- _Stored data_
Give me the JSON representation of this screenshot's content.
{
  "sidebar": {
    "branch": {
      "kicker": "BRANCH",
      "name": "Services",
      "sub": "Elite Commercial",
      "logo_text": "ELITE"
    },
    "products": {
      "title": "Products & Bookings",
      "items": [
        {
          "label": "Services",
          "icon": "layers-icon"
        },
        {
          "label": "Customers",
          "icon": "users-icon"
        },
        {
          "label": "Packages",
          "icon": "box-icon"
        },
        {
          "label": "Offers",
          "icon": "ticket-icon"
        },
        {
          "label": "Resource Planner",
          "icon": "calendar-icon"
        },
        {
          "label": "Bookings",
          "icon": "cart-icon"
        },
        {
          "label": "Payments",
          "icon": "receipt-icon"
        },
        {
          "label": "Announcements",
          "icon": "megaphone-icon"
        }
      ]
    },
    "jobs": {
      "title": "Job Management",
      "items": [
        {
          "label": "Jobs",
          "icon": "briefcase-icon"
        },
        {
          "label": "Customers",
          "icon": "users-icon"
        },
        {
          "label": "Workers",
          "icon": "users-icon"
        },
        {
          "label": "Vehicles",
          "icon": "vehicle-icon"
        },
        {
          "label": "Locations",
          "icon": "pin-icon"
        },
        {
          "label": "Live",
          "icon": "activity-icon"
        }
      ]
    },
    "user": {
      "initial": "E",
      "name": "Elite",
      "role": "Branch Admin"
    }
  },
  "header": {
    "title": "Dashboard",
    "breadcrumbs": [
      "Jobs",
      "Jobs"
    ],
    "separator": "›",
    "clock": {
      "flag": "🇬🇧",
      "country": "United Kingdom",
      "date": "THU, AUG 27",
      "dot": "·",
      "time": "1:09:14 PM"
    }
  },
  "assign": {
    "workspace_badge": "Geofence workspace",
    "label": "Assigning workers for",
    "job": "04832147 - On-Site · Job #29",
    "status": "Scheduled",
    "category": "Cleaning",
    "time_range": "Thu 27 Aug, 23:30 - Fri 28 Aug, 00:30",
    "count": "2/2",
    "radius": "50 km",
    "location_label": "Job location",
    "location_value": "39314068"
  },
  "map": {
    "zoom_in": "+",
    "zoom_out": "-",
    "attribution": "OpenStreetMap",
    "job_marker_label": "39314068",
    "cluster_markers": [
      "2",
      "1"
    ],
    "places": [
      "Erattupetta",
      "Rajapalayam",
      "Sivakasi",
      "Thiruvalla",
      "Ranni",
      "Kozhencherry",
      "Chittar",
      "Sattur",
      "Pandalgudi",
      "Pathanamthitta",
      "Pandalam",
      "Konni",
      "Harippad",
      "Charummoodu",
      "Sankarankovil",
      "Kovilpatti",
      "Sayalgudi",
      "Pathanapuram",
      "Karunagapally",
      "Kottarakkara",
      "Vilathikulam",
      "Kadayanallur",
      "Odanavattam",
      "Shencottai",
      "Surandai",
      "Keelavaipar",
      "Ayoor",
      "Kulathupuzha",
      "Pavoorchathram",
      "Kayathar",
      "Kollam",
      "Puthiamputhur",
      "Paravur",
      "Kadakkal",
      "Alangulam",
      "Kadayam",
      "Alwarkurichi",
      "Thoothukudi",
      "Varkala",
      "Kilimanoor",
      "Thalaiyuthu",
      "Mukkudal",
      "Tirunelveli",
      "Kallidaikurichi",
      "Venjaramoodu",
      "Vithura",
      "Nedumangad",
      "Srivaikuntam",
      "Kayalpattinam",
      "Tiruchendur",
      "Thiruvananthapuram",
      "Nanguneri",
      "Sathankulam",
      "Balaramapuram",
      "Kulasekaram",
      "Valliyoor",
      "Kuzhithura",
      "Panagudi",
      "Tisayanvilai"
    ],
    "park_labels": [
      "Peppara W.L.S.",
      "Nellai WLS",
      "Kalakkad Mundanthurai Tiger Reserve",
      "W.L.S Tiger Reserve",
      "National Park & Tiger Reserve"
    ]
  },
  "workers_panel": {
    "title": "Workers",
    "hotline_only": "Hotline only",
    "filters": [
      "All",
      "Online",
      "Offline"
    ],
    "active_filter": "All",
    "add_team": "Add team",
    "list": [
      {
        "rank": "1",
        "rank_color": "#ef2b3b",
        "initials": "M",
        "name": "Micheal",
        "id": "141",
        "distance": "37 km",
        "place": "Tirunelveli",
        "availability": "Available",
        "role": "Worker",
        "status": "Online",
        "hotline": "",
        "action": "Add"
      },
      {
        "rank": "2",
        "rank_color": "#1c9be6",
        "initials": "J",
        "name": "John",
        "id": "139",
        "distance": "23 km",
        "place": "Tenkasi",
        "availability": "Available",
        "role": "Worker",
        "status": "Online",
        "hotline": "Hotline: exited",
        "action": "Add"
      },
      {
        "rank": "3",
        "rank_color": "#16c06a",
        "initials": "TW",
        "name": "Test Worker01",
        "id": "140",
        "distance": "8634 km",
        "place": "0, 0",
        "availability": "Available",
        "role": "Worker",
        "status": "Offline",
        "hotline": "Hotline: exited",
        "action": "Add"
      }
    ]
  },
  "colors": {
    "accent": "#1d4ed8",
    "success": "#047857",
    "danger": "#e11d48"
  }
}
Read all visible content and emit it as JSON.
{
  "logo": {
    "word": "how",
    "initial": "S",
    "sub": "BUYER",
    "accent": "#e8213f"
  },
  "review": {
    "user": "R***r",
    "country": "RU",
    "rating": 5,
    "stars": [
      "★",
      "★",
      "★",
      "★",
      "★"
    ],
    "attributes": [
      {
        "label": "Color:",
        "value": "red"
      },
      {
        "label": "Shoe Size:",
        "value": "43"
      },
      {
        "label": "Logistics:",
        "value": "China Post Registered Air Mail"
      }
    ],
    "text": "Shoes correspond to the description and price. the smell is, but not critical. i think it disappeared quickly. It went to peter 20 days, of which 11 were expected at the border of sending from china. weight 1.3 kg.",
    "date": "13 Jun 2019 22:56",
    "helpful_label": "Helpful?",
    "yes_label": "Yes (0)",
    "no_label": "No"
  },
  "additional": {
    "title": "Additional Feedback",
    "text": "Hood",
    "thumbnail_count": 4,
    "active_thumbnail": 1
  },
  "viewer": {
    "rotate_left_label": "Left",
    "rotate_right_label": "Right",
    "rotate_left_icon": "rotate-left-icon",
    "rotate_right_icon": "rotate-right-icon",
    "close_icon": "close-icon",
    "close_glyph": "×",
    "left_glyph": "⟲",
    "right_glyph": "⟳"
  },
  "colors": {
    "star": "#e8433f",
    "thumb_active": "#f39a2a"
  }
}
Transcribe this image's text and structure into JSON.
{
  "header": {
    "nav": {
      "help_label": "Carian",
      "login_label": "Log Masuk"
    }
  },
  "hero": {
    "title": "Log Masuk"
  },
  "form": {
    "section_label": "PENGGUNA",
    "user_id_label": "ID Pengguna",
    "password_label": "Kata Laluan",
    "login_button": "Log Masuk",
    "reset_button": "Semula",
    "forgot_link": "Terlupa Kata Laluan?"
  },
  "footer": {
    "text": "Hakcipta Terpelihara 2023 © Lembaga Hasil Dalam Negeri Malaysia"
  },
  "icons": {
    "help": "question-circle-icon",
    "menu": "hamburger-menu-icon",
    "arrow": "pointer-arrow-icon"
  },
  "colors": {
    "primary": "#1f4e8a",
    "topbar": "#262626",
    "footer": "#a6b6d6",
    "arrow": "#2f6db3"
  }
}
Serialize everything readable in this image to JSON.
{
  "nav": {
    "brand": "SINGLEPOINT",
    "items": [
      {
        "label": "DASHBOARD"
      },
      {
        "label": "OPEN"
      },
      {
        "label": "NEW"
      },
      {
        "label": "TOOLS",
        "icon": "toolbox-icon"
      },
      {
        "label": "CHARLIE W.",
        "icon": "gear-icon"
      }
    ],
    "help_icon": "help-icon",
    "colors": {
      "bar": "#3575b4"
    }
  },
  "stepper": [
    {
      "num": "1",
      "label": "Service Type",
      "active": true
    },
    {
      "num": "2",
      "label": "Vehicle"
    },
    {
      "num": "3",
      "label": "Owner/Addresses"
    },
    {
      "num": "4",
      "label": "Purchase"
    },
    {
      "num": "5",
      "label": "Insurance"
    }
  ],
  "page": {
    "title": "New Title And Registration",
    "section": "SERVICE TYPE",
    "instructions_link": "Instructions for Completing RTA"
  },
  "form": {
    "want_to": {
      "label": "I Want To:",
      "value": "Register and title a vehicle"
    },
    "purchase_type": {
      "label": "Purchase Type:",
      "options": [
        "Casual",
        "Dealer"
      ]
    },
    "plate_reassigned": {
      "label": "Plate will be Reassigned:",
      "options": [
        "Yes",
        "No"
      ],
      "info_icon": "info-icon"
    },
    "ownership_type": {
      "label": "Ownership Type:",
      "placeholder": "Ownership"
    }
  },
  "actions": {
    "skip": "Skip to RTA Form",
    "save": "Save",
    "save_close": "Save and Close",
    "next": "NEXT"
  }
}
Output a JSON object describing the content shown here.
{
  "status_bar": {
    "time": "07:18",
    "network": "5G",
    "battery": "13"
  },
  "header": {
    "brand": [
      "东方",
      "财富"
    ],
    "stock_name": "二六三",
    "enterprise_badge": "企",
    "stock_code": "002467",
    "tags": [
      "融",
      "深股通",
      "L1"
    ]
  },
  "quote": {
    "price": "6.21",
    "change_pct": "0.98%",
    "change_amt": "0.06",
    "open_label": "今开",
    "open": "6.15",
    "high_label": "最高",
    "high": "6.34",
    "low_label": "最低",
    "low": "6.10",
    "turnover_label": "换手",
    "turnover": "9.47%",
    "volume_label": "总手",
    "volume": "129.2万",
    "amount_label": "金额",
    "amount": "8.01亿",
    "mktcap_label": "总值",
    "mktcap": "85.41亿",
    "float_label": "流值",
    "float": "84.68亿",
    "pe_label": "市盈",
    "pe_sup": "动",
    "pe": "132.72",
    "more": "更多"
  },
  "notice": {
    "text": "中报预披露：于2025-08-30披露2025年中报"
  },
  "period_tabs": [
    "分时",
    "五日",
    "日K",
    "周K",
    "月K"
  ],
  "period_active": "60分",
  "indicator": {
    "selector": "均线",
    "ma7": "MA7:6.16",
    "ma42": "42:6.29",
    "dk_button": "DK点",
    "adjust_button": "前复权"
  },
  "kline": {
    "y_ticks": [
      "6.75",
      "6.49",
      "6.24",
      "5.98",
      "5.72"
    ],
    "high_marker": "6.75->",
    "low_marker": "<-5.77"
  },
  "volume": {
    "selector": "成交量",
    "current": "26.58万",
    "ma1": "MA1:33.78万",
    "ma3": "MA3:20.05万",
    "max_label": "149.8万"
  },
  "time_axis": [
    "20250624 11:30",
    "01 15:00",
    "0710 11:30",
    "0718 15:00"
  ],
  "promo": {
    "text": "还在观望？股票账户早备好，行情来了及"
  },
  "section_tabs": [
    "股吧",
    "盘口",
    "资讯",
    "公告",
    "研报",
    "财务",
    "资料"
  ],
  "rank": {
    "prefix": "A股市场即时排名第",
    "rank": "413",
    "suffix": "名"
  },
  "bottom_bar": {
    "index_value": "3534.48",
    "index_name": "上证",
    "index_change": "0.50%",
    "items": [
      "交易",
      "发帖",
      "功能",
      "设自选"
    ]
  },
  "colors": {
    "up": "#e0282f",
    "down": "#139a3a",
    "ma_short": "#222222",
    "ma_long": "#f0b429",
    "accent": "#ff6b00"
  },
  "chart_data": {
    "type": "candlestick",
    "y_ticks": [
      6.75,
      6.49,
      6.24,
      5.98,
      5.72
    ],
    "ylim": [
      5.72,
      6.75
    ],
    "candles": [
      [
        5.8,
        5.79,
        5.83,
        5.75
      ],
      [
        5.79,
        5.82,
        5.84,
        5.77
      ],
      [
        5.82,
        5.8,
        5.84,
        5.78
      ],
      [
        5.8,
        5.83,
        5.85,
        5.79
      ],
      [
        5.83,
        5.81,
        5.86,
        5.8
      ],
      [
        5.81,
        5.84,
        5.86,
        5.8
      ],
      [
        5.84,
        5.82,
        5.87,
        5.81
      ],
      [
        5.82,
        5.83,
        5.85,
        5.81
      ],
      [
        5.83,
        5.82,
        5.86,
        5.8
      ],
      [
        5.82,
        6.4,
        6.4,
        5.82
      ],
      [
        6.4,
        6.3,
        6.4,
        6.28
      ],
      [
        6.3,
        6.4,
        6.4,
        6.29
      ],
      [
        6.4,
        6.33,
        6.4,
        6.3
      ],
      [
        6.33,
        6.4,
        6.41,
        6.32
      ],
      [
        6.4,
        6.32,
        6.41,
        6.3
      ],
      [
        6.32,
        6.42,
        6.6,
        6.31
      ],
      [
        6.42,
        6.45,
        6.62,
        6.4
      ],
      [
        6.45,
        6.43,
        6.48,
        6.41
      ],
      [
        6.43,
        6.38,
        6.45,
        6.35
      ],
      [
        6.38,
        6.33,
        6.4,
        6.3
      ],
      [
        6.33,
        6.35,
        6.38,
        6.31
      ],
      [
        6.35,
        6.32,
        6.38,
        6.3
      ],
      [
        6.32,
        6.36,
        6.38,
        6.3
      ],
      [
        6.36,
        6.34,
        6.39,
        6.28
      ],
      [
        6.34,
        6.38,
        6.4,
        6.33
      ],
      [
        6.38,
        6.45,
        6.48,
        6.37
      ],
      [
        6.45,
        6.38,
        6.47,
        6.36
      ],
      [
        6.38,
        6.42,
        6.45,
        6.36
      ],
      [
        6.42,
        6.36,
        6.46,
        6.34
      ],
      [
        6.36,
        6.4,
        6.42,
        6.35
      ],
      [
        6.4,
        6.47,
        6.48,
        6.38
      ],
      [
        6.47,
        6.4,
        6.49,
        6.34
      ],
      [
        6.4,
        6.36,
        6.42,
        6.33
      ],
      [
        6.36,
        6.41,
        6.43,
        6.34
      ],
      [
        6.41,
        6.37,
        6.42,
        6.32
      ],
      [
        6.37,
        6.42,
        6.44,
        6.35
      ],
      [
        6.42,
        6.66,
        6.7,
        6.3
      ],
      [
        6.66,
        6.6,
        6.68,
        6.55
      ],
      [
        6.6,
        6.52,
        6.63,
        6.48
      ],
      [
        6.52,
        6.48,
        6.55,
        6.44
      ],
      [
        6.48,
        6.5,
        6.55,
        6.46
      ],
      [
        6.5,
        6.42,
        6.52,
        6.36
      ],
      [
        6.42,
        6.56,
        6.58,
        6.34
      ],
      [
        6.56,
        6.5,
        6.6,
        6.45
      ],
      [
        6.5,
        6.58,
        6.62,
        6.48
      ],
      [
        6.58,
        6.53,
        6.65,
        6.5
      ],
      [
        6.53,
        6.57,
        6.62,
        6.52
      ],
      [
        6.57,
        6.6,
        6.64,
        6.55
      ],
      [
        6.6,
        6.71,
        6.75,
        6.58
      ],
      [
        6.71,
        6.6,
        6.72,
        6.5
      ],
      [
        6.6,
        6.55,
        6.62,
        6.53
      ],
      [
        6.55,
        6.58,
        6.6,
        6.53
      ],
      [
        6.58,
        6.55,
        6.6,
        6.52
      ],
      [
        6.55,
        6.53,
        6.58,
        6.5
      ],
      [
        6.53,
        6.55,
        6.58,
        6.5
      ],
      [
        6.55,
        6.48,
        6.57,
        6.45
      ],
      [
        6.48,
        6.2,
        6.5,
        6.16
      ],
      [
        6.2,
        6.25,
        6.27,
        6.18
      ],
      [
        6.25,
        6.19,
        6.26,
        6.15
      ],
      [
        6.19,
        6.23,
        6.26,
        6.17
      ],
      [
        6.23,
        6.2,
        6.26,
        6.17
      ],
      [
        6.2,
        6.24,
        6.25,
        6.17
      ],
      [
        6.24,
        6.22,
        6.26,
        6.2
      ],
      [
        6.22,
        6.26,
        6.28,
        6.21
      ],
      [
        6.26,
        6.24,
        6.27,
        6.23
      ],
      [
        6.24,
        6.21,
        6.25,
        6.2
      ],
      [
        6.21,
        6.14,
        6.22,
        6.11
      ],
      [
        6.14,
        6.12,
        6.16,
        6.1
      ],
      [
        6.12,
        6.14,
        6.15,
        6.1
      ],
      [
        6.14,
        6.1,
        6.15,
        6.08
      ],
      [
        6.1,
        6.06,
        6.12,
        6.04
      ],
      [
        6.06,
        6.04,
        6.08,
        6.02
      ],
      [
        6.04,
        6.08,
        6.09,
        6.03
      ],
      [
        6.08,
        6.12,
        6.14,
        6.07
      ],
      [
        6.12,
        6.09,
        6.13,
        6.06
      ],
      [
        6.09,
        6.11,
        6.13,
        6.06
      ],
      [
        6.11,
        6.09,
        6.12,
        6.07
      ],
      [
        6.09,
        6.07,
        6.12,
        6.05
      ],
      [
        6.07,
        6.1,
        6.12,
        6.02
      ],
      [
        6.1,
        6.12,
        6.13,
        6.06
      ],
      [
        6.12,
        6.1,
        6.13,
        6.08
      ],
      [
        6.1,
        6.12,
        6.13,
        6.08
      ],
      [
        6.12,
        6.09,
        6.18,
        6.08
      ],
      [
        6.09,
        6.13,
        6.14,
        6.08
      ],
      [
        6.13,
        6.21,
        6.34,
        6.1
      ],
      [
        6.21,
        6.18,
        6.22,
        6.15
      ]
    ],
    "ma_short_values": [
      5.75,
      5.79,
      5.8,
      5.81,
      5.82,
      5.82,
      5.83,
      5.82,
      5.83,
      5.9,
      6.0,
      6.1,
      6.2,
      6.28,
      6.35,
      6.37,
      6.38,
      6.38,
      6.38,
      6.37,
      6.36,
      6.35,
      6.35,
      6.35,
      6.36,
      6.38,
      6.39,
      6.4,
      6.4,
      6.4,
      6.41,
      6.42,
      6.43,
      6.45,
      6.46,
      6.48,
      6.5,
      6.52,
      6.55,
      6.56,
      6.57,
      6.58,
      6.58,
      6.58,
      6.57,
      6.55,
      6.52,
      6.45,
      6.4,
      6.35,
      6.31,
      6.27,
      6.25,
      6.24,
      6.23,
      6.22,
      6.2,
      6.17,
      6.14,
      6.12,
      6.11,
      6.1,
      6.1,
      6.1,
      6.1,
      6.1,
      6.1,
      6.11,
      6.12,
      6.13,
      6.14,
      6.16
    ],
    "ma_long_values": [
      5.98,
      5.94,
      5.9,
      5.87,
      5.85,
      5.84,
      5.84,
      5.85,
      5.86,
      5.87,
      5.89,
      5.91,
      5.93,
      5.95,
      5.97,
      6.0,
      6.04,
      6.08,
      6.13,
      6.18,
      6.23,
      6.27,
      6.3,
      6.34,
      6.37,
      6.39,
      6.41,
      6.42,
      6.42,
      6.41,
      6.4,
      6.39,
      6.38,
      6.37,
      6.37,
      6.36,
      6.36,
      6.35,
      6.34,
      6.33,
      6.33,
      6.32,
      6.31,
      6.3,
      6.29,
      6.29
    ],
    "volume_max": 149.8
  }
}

- _To be done_
Look over the material above and show each line where "Masuk" appears.

- _Final result_
      "login_label": "Log Masuk"
    "title": "Log Masuk"
    "login_button": "Log Masuk",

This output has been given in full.